* **Supplied material**
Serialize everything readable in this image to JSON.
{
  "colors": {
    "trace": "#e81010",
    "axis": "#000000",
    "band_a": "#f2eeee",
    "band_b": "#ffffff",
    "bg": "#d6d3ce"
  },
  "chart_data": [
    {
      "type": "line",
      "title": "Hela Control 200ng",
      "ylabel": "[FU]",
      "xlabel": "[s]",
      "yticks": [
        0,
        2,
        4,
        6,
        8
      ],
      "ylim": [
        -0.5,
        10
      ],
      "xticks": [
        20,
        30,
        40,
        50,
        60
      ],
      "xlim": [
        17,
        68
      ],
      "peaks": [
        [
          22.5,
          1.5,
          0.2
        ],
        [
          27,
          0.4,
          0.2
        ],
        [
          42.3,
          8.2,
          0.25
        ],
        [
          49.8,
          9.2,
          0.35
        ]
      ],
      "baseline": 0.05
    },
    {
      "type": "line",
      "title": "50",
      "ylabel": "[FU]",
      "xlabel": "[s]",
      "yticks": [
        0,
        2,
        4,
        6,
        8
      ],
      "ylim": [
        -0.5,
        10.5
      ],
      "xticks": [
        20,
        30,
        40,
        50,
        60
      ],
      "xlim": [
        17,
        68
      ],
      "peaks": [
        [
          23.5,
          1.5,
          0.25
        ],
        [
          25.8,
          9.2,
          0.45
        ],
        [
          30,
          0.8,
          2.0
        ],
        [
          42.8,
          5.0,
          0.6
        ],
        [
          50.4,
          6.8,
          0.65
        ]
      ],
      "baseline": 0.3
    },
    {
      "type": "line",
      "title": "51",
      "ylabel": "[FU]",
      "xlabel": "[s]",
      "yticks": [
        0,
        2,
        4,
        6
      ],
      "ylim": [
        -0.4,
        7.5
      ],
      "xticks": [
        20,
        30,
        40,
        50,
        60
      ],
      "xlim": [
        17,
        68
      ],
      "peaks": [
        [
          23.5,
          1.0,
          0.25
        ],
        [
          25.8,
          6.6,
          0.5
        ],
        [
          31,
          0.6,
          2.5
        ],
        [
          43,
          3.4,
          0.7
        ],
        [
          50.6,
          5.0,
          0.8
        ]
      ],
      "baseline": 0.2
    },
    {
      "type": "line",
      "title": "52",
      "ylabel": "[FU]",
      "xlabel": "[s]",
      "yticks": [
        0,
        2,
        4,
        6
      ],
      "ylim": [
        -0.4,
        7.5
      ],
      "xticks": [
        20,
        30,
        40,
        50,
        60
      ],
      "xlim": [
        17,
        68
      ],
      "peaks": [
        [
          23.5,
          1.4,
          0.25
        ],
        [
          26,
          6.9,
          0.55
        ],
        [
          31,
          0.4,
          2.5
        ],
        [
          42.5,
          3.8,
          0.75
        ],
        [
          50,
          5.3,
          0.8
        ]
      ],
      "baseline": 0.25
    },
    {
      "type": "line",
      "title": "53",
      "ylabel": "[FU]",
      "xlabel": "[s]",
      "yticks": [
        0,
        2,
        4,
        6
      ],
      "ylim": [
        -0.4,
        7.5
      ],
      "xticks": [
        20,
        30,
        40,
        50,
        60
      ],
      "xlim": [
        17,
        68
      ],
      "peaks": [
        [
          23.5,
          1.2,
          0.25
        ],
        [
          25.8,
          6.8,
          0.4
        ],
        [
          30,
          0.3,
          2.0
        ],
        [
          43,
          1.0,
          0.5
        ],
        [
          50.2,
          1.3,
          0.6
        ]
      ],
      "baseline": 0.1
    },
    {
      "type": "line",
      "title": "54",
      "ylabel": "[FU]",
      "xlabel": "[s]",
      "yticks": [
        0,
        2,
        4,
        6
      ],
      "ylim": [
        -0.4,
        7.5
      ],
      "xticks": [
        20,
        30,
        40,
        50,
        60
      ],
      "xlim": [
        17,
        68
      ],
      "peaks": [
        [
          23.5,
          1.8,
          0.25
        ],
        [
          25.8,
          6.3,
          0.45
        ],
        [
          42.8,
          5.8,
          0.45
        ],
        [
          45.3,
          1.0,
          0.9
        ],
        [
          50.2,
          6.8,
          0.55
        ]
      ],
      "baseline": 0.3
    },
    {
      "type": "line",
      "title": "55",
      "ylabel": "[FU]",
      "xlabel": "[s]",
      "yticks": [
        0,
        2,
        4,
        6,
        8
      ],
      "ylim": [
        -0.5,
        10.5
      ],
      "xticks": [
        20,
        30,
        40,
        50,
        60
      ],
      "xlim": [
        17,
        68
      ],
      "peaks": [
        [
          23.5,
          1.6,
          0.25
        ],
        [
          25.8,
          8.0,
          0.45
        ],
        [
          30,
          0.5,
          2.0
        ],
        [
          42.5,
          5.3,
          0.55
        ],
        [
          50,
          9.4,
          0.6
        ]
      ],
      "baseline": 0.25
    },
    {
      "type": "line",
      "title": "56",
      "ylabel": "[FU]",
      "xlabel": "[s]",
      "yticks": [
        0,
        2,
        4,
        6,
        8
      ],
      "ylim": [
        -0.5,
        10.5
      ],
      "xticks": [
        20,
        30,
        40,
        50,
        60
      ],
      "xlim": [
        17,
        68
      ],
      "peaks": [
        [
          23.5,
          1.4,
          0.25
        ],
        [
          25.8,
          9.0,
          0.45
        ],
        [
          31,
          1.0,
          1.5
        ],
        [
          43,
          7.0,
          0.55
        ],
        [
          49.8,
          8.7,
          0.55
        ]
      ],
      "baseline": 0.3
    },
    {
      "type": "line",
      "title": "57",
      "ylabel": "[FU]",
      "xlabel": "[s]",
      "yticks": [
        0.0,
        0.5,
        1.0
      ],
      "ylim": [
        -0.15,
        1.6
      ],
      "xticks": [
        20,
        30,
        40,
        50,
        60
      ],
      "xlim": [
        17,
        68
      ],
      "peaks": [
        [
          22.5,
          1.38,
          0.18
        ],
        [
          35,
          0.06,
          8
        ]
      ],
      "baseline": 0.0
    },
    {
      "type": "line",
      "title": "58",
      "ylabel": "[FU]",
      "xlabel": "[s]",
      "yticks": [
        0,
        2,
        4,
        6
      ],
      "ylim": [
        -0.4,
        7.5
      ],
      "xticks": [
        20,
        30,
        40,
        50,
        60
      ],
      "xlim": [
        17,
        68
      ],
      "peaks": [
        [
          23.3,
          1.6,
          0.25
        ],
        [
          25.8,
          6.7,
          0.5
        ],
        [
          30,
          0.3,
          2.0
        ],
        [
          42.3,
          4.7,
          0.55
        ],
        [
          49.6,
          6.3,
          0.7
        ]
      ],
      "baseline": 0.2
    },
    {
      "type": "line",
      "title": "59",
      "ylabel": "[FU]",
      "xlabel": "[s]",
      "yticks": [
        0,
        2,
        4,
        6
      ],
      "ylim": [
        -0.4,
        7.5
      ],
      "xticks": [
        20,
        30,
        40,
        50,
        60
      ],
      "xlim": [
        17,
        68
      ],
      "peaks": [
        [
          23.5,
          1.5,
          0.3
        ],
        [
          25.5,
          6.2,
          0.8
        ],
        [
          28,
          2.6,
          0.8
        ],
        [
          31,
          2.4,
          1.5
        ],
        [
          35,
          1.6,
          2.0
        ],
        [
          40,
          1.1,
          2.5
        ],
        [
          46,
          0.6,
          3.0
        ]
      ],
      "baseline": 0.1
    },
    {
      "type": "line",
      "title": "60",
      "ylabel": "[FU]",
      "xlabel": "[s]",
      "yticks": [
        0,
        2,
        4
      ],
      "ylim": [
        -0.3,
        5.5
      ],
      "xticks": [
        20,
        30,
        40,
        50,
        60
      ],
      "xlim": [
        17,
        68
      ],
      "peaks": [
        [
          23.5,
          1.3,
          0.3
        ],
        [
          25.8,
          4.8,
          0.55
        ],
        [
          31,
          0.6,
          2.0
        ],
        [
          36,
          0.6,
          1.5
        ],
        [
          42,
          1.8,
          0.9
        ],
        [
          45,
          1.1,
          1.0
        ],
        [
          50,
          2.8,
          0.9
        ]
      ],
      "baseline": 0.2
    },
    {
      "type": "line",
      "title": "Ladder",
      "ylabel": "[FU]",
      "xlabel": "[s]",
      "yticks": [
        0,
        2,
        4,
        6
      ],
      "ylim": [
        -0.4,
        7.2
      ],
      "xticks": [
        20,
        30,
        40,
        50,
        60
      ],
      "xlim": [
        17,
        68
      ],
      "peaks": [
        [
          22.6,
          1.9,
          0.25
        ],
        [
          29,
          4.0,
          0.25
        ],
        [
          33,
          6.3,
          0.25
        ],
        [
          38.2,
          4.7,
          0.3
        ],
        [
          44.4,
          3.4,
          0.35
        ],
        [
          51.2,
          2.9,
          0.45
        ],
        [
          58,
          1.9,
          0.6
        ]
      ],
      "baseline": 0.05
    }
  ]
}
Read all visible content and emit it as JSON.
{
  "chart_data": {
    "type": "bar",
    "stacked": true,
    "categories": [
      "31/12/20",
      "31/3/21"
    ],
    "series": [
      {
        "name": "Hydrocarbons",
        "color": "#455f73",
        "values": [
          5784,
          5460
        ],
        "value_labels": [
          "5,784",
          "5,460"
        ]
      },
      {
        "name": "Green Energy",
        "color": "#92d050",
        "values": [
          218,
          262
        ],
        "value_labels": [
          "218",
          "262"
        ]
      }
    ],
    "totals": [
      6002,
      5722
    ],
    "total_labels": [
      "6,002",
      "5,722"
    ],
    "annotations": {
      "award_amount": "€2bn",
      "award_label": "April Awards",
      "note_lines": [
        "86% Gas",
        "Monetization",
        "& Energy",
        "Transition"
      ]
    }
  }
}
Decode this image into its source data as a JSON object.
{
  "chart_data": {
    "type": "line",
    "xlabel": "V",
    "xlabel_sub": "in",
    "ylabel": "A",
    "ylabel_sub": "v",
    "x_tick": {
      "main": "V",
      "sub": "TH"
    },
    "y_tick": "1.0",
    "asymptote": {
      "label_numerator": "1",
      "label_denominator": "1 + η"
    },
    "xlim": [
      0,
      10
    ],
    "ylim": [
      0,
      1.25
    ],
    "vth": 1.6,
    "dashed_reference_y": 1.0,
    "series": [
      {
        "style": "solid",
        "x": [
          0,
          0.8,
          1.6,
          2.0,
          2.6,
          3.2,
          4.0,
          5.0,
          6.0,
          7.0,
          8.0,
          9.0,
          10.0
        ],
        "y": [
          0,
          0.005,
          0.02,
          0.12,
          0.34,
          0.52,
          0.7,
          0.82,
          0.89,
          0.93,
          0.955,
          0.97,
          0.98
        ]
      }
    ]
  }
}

* **Your task**
Copy every line above that includes the string "JSON".

* **Result**
Serialize everything readable in this image to JSON.
Read all visible content and emit it as JSON.
Decode this image into its source data as a JSON object.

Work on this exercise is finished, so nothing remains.